-- Begin --
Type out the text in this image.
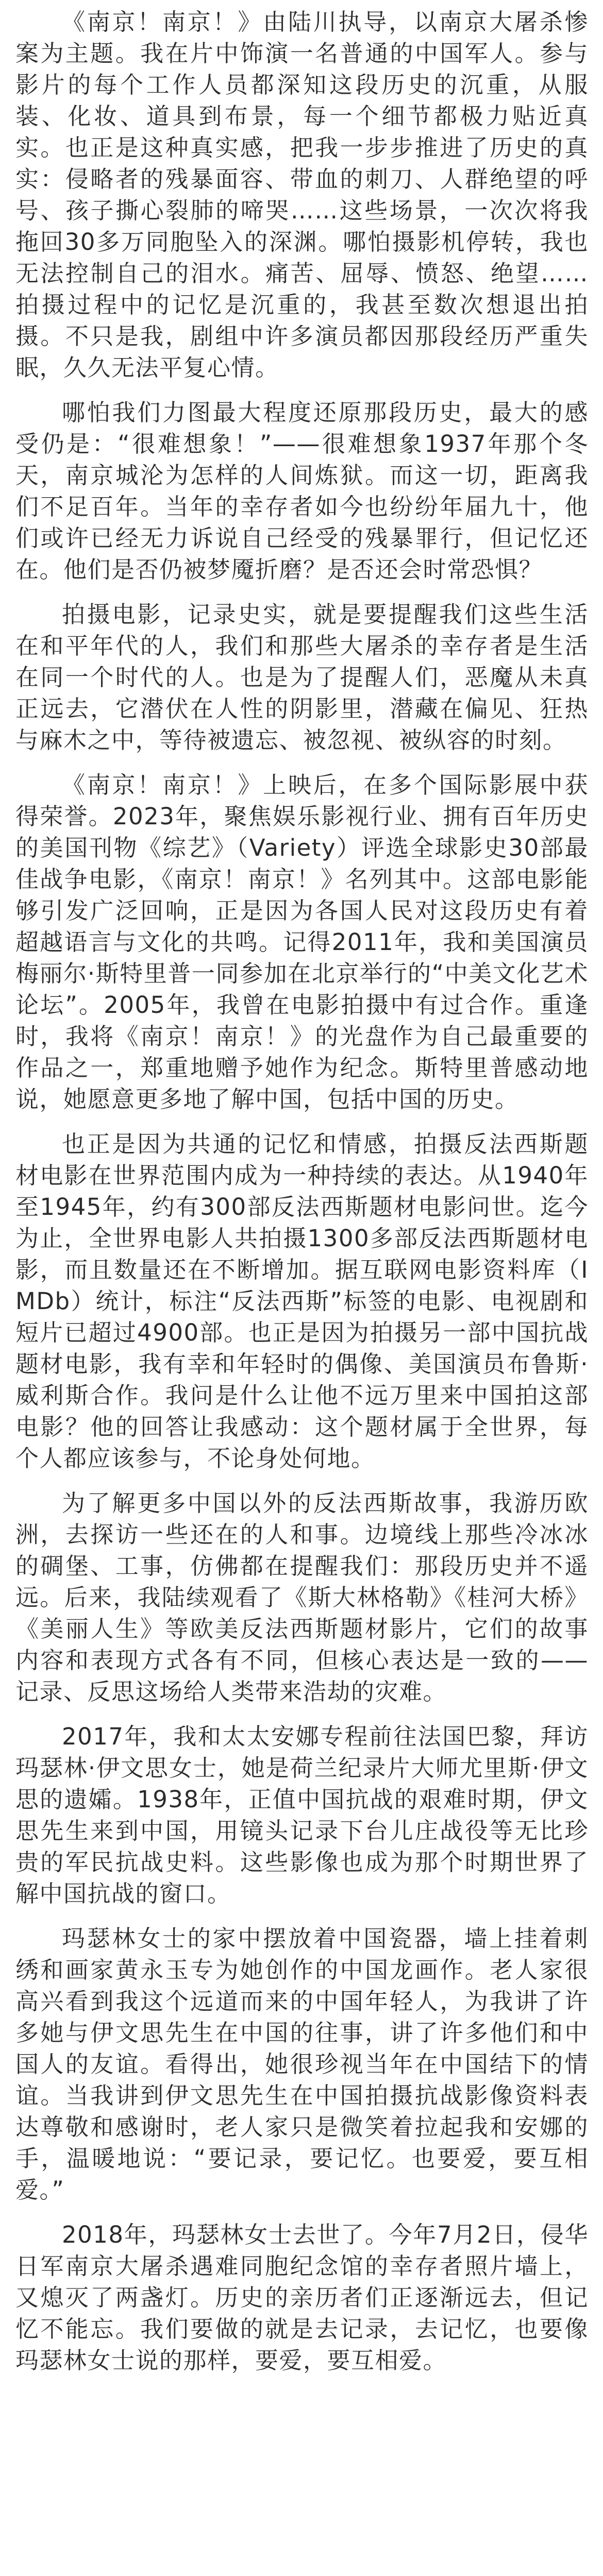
《南京！南京！》由陆川执导，以南京大屠杀惨案为主题。我在片中饰演一名普通的中国军人。参与影片的每个工作人员都深知这段历史的沉重，从服装、化妆、道具到布景，每一个细节都极力贴近真实。也正是这种真实感，把我一步步推进了历史的真实：侵略者的残暴面容、带血的刺刀、人群绝望的呼号、孩子撕心裂肺的啼哭……这些场景，一次次将我拖回30多万同胞坠入的深渊。哪怕摄影机停转，我也无法控制自己的泪水。痛苦、屈辱、愤怒、绝望……拍摄过程中的记忆是沉重的，我甚至数次想退出拍摄。不只是我，剧组中许多演员都因那段经历严重失眠，久久无法平复心情。

哪怕我们力图最大程度还原那段历史，最大的感受仍是：“很难想象！”——很难想象1937年那个冬天，南京城沦为怎样的人间炼狱。而这一切，距离我们不足百年。当年的幸存者如今也纷纷年届九十，他们或许已经无力诉说自己经受的残暴罪行，但记忆还在。他们是否仍被梦魇折磨？是否还会时常恐惧？

拍摄电影，记录史实，就是要提醒我们这些生活在和平年代的人，我们和那些大屠杀的幸存者是生活在同一个时代的人。也是为了提醒人们，恶魔从未真正远去，它潜伏在人性的阴影里，潜藏在偏见、狂热与麻木之中，等待被遗忘、被忽视、被纵容的时刻。

《南京！南京！》上映后，在多个国际影展中获得荣誉。2023年，聚焦娱乐影视行业、拥有百年历史的美国刊物《综艺》（Variety）评选全球影史30部最佳战争电影，《南京！南京！》名列其中。这部电影能够引发广泛回响，正是因为各国人民对这段历史有着超越语言与文化的共鸣。记得2011年，我和美国演员梅丽尔·斯特里普一同参加在北京举行的“中美文化艺术论坛”。2005年，我曾在电影拍摄中有过合作。重逢时，我将《南京！南京！》的光盘作为自己最重要的作品之一，郑重地赠予她作为纪念。斯特里普感动地说，她愿意更多地了解中国，包括中国的历史。

也正是因为共通的记忆和情感，拍摄反法西斯题材电影在世界范围内成为一种持续的表达。从1940年至1945年，约有300部反法西斯题材电影问世。迄今为止，全世界电影人共拍摄1300多部反法西斯题材电影，而且数量还在不断增加。据互联网电影资料库（IMDb）统计，标注“反法西斯”标签的电影、电视剧和短片已超过4900部。也正是因为拍摄另一部中国抗战题材电影，我有幸和年轻时的偶像、美国演员布鲁斯·威利斯合作。我问是什么让他不远万里来中国拍这部电影？他的回答让我感动：这个题材属于全世界，每个人都应该参与，不论身处何地。

为了解更多中国以外的反法西斯故事，我游历欧洲，去探访一些还在的人和事。边境线上那些冷冰冰的碉堡、工事，仿佛都在提醒我们：那段历史并不遥远。后来，我陆续观看了《斯大林格勒》《桂河大桥》《美丽人生》等欧美反法西斯题材影片，它们的故事内容和表现方式各有不同，但核心表达是一致的——记录、反思这场给人类带来浩劫的灾难。

2017年，我和太太安娜专程前往法国巴黎，拜访玛瑟林·伊文思女士，她是荷兰纪录片大师尤里斯·伊文思的遗孀。1938年，正值中国抗战的艰难时期，伊文思先生来到中国，用镜头记录下台儿庄战役等无比珍贵的军民抗战史料。这些影像也成为那个时期世界了解中国抗战的窗口。

玛瑟林女士的家中摆放着中国瓷器，墙上挂着刺绣和画家黄永玉专为她创作的中国龙画作。老人家很高兴看到我这个远道而来的中国年轻人，为我讲了许多她与伊文思先生在中国的往事，讲了许多他们和中国人的友谊。看得出，她很珍视当年在中国结下的情谊。当我讲到伊文思先生在中国拍摄抗战影像资料表达尊敬和感谢时，老人家只是微笑着拉起我和安娜的手，温暖地说：“要记录，要记忆。也要爱，要互相爱。”

2018年，玛瑟林女士去世了。今年7月2日，侵华日军南京大屠杀遇难同胞纪念馆的幸存者照片墙上，又熄灭了两盏灯。历史的亲历者们正逐渐远去，但记忆不能忘。我们要做的就是去记录，去记忆，也要像玛瑟林女士说的那样，要爱，要互相爱。
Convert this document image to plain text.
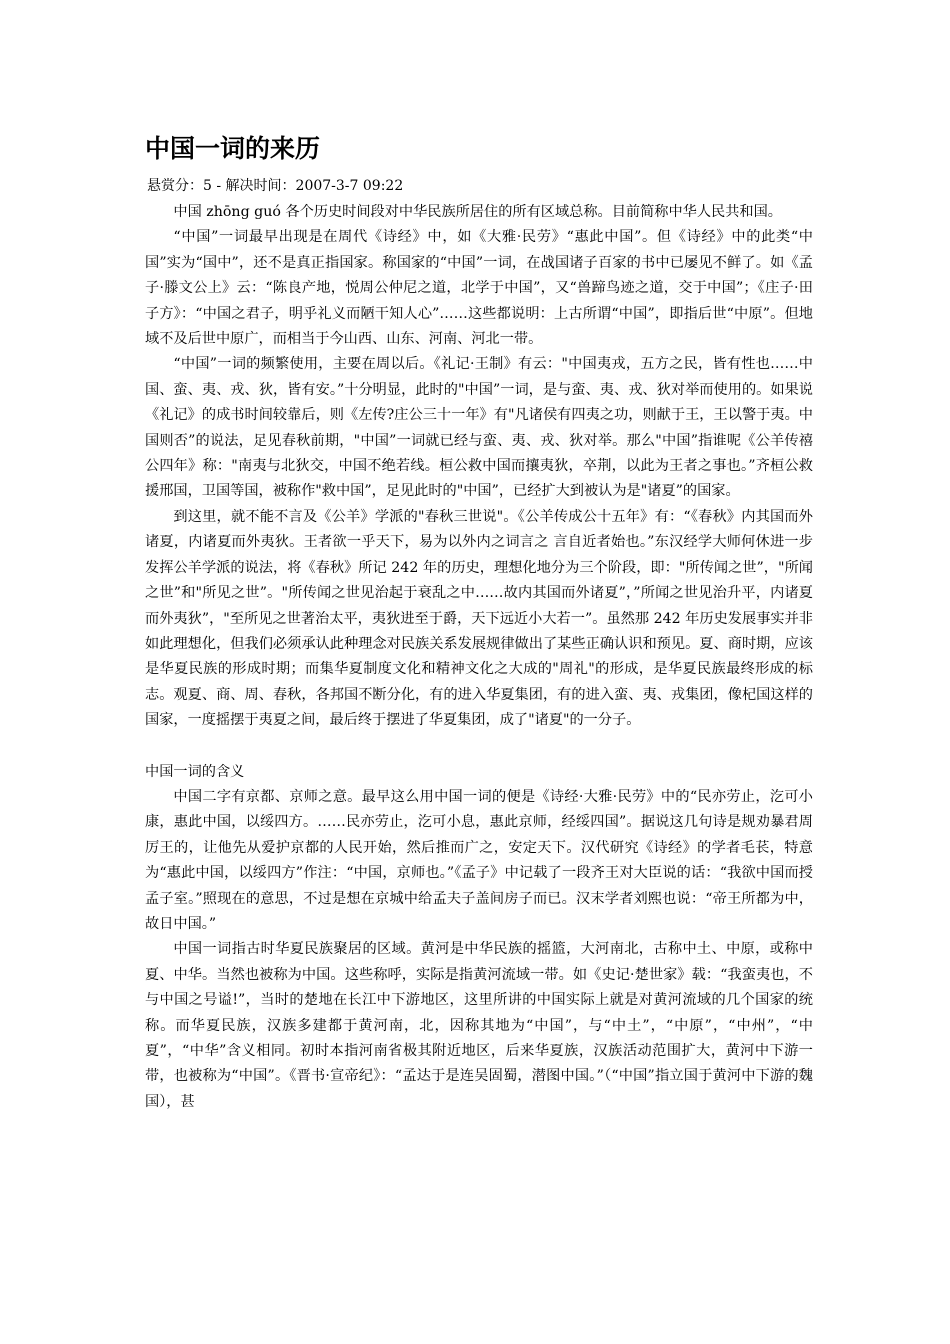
中国一词的来历
悬赏分：5 - 解决时间：2007-3-7 09:22

中国 zhōng guó 各个历史时间段对中华民族所居住的所有区域总称。目前简称中华人民共和国。

“中国”一词最早出现是在周代《诗经》中，如《大雅·民劳》“惠此中国”。但《诗经》中的此类“中国”实为“国中”，还不是真正指国家。称国家的“中国”一词，在战国诸子百家的书中已屡见不鲜了。如《孟子·滕文公上》云：“陈良产地，悦周公仲尼之道，北学于中国”，又“兽蹄鸟迹之道，交于中国”；《庄子·田子方》：“中国之君子，明乎礼义而陋干知人心”……这些都说明：上古所谓“中国”，即指后世“中原”。但地域不及后世中原广，而相当于今山西、山东、河南、河北一带。

“中国”一词的频繁使用，主要在周以后。《礼记·王制》有云："中国夷戎，五方之民，皆有性也……中国、蛮、夷、戎、狄，皆有安。”十分明显，此时的"中国”一词，是与蛮、夷、戎、狄对举而使用的。如果说《礼记》的成书时间较靠后，则《左传?庄公三十一年》有"凡诸侯有四夷之功，则献于王，王以警于夷。中国则否”的说法，足见春秋前期，"中国”一词就已经与蛮、夷、戎、狄对举。那么"中国”指谁呢《公羊传禧公四年》称："南夷与北狄交，中国不绝若线。桓公救中国而攘夷狄，卒荆，以此为王者之事也。”齐桓公救援邢国，卫国等国，被称作"救中国”，足见此时的"中国”，已经扩大到被认为是"诸夏”的国家。

到这里，就不能不言及《公羊》学派的"春秋三世说"。《公羊传成公十五年》有：“《春秋》内其国而外诸夏，内诸夏而外夷狄。王者欲一乎天下，易为以外内之词言之 言自近者始也。”东汉经学大师何休进一步发挥公羊学派的说法，将《春秋》所记 242 年的历史，理想化地分为三个阶段，即："所传闻之世”，"所闻之世”和"所见之世”。"所传闻之世见治起于衰乱之中……故内其国而外诸夏”，”所闻之世见治升平，内诸夏而外夷狄”，"至所见之世著治太平，夷狄进至于爵，天下远近小大若一”。虽然那 242 年历史发展事实并非如此理想化，但我们必须承认此种理念对民族关系发展规律做出了某些正确认识和预见。夏、商时期，应该是华夏民族的形成时期；而集华夏制度文化和精神文化之大成的"周礼"的形成，是华夏民族最终形成的标志。观夏、商、周、春秋，各邦国不断分化，有的进入华夏集团，有的进入蛮、夷、戎集团，像杞国这样的国家，一度摇摆于夷夏之间，最后终于摆进了华夏集团，成了"诸夏"的一分子。

中国一词的含义

中国二字有京都、京师之意。最早这么用中国一词的便是《诗经·大雅·民劳》中的“民亦劳止，汔可小康，惠此中国，以绥四方。……民亦劳止，汔可小息，惠此京师，经绥四国”。据说这几句诗是规劝暴君周厉王的，让他先从爱护京都的人民开始，然后推而广之，安定天下。汉代研究《诗经》的学者毛苌，特意为“惠此中国，以绥四方”作注：“中国，京师也。”《孟子》中记载了一段齐王对大臣说的话：“我欲中国而授孟子室。”照现在的意思，不过是想在京城中给孟夫子盖间房子而已。汉末学者刘熙也说：“帝王所都为中，故日中国。”

中国一词指古时华夏民族聚居的区域。黄河是中华民族的摇篮，大河南北，古称中土、中原，或称中夏、中华。当然也被称为中国。这些称呼，实际是指黄河流域一带。如《史记·楚世家》载：“我蛮夷也，不与中国之号谥!”，当时的楚地在长江中下游地区，这里所讲的中国实际上就是对黄河流域的几个国家的统称。而华夏民族，汉族多建都于黄河南，北，因称其地为“中国”，与“中土”，“中原”，“中州”，“中夏”，“中华”含义相同。初时本指河南省极其附近地区，后来华夏族，汉族活动范围扩大，黄河中下游一带，也被称为“中国”。《晋书·宣帝纪》：“孟达于是连吴固蜀，潜图中国。”（“中国”指立国于黄河中下游的魏国），甚
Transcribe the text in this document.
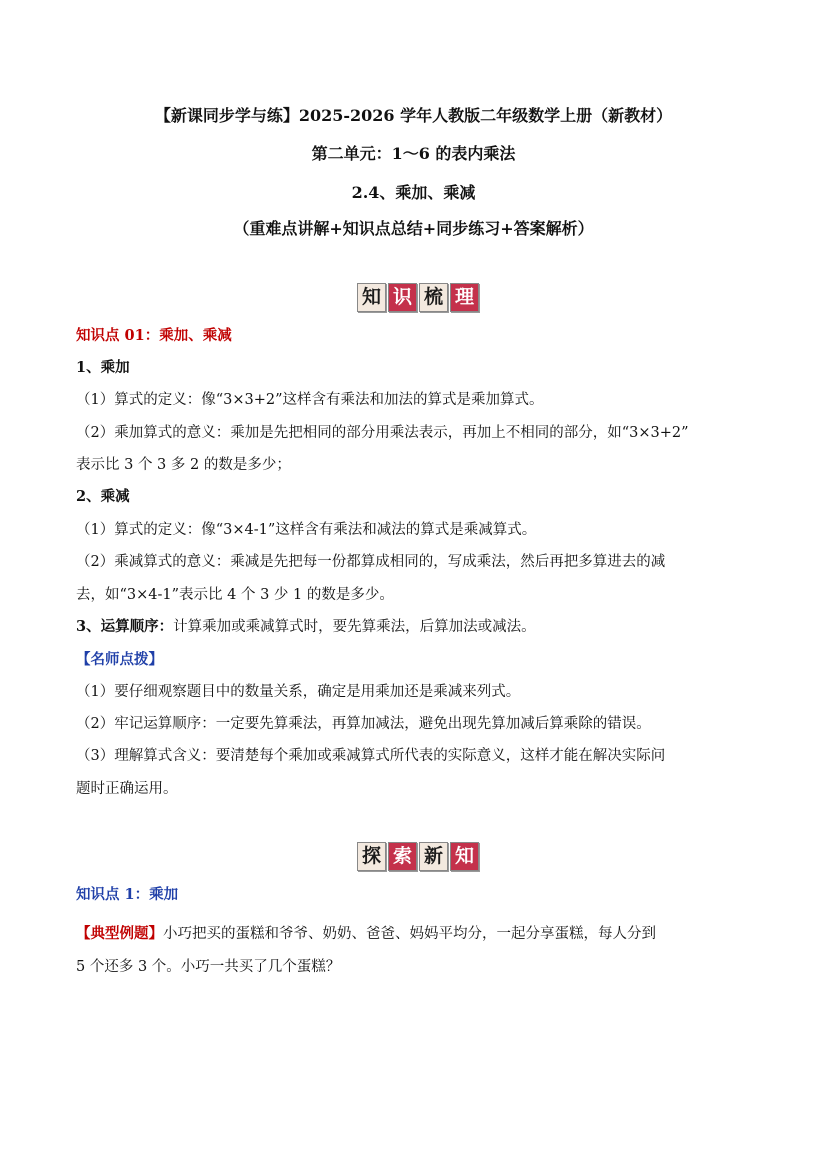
【新课同步学与练】2025-2026 学年人教版二年级数学上册（新教材）
第二单元：1～6 的表内乘法
2.4、乘加、乘减
（重难点讲解+知识点总结+同步练习+答案解析）
知 识 梳 理
知识点 01：乘加、乘减
1、乘加
（1）算式的定义：像“3×3+2”这样含有乘法和加法的算式是乘加算式。
（2）乘加算式的意义：乘加是先把相同的部分用乘法表示，再加上不相同的部分，如“3×3+2”
表示比 3 个 3 多 2 的数是多少；
2、乘减
（1）算式的定义：像“3×4-1”这样含有乘法和减法的算式是乘减算式。
（2）乘减算式的意义：乘减是先把每一份都算成相同的，写成乘法，然后再把多算进去的减
去，如“3×4-1”表示比 4 个 3 少 1 的数是多少。
3、运算顺序：计算乘加或乘减算式时，要先算乘法，后算加法或减法。
【名师点拨】
（1）要仔细观察题目中的数量关系，确定是用乘加还是乘减来列式。
（2）牢记运算顺序：一定要先算乘法，再算加减法，避免出现先算加减后算乘除的错误。
（3）理解算式含义：要清楚每个乘加或乘减算式所代表的实际意义，这样才能在解决实际问
题时正确运用。
探 索 新 知
知识点 1：乘加
【典型例题】小巧把买的蛋糕和爷爷、奶奶、爸爸、妈妈平均分，一起分享蛋糕，每人分到
5 个还多 3 个。小巧一共买了几个蛋糕？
-- End --
List the lines of the material in which the word "的数是多少" occurs.

* **Solution**
表示比 3 个 3 多 2 的数是多少；
去，如“3×4-1”表示比 4 个 3 少 1 的数是多少。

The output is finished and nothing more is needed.